= Written problem =
Every line of the records below should be restated exactly.

= Input for this task =
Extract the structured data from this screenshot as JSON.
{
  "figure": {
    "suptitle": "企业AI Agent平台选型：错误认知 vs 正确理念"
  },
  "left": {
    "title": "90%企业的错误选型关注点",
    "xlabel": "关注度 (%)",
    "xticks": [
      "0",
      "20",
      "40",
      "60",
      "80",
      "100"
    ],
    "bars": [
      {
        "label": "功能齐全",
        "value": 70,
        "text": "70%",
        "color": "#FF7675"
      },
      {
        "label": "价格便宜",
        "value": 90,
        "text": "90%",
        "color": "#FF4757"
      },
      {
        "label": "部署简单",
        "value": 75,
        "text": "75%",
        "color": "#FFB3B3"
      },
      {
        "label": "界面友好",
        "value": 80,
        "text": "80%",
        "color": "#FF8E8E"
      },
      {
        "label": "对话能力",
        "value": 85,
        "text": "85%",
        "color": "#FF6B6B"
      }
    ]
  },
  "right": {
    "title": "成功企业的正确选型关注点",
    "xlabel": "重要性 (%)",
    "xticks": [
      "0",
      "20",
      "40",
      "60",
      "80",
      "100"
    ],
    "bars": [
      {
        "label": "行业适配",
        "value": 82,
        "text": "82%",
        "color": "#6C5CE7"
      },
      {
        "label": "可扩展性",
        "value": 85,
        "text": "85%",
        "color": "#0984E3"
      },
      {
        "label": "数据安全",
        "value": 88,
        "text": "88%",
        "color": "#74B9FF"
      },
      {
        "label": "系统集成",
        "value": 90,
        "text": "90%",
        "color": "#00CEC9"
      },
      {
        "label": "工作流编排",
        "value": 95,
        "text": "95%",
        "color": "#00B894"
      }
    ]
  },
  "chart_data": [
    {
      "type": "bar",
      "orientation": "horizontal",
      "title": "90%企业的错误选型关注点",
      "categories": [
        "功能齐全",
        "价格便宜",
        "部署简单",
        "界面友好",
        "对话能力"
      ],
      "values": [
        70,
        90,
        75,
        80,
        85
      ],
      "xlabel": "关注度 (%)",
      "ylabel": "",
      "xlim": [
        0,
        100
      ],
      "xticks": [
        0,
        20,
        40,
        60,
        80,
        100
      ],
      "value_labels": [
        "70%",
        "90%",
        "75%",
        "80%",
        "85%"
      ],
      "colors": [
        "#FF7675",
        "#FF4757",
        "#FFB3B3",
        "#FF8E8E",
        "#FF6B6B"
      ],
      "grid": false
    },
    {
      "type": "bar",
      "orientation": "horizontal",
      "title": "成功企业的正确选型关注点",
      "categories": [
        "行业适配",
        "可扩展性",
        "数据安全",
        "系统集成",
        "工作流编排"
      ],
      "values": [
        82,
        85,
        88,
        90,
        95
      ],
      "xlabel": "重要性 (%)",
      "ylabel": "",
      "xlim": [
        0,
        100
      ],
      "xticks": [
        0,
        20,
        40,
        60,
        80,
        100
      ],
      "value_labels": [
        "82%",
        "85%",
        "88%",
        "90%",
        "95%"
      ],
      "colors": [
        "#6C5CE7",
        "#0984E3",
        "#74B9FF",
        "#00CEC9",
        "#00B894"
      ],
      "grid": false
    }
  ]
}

= Expected answer =
Extract the structured data from this screenshot as JSON.
{
  "figure": {
    "suptitle": "企业AI Agent平台选型：错误认知 vs 正确理念"
  },
  "left": {
    "title": "90%企业的错误选型关注点",
    "xlabel": "关注度 (%)",
    "xticks": [
      "0",
      "20",
      "40",
      "60",
      "80",
      "100"
    ],
    "bars": [
      {
        "label": "功能齐全",
        "value": 70,
        "text": "70%",
        "color": "#FF7675"
      },
      {
        "label": "价格便宜",
        "value": 90,
        "text": "90%",
        "color": "#FF4757"
      },
      {
        "label": "部署简单",
        "value": 75,
        "text": "75%",
        "color": "#FFB3B3"
      },
      {
        "label": "界面友好",
        "value": 80,
        "text": "80%",
        "color": "#FF8E8E"
      },
      {
        "label": "对话能力",
        "value": 85,
        "text": "85%",
        "color": "#FF6B6B"
      }
    ]
  },
  "right": {
    "title": "成功企业的正确选型关注点",
    "xlabel": "重要性 (%)",
    "xticks": [
      "0",
      "20",
      "40",
      "60",
      "80",
      "100"
    ],
    "bars": [
      {
        "label": "行业适配",
        "value": 82,
        "text": "82%",
        "color": "#6C5CE7"
      },
      {
        "label": "可扩展性",
        "value": 85,
        "text": "85%",
        "color": "#0984E3"
      },
      {
        "label": "数据安全",
        "value": 88,
        "text": "88%",
        "color": "#74B9FF"
      },
      {
        "label": "系统集成",
        "value": 90,
        "text": "90%",
        "color": "#00CEC9"
      },
      {
        "label": "工作流编排",
        "value": 95,
        "text": "95%",
        "color": "#00B894"
      }
    ]
  },
  "chart_data": [
    {
      "type": "bar",
      "orientation": "horizontal",
      "title": "90%企业的错误选型关注点",
      "categories": [
        "功能齐全",
        "价格便宜",
        "部署简单",
        "界面友好",
        "对话能力"
      ],
      "values": [
        70,
        90,
        75,
        80,
        85
      ],
      "xlabel": "关注度 (%)",
      "ylabel": "",
      "xlim": [
        0,
        100
      ],
      "xticks": [
        0,
        20,
        40,
        60,
        80,
        100
      ],
      "value_labels": [
        "70%",
        "90%",
        "75%",
        "80%",
        "85%"
      ],
      "colors": [
        "#FF7675",
        "#FF4757",
        "#FFB3B3",
        "#FF8E8E",
        "#FF6B6B"
      ],
      "grid": false
    },
    {
      "type": "bar",
      "orientation": "horizontal",
      "title": "成功企业的正确选型关注点",
      "categories": [
        "行业适配",
        "可扩展性",
        "数据安全",
        "系统集成",
        "工作流编排"
      ],
      "values": [
        82,
        85,
        88,
        90,
        95
      ],
      "xlabel": "重要性 (%)",
      "ylabel": "",
      "xlim": [
        0,
        100
      ],
      "xticks": [
        0,
        20,
        40,
        60,
        80,
        100
      ],
      "value_labels": [
        "82%",
        "85%",
        "88%",
        "90%",
        "95%"
      ],
      "colors": [
        "#6C5CE7",
        "#0984E3",
        "#74B9FF",
        "#00CEC9",
        "#00B894"
      ],
      "grid": false
    }
  ]
}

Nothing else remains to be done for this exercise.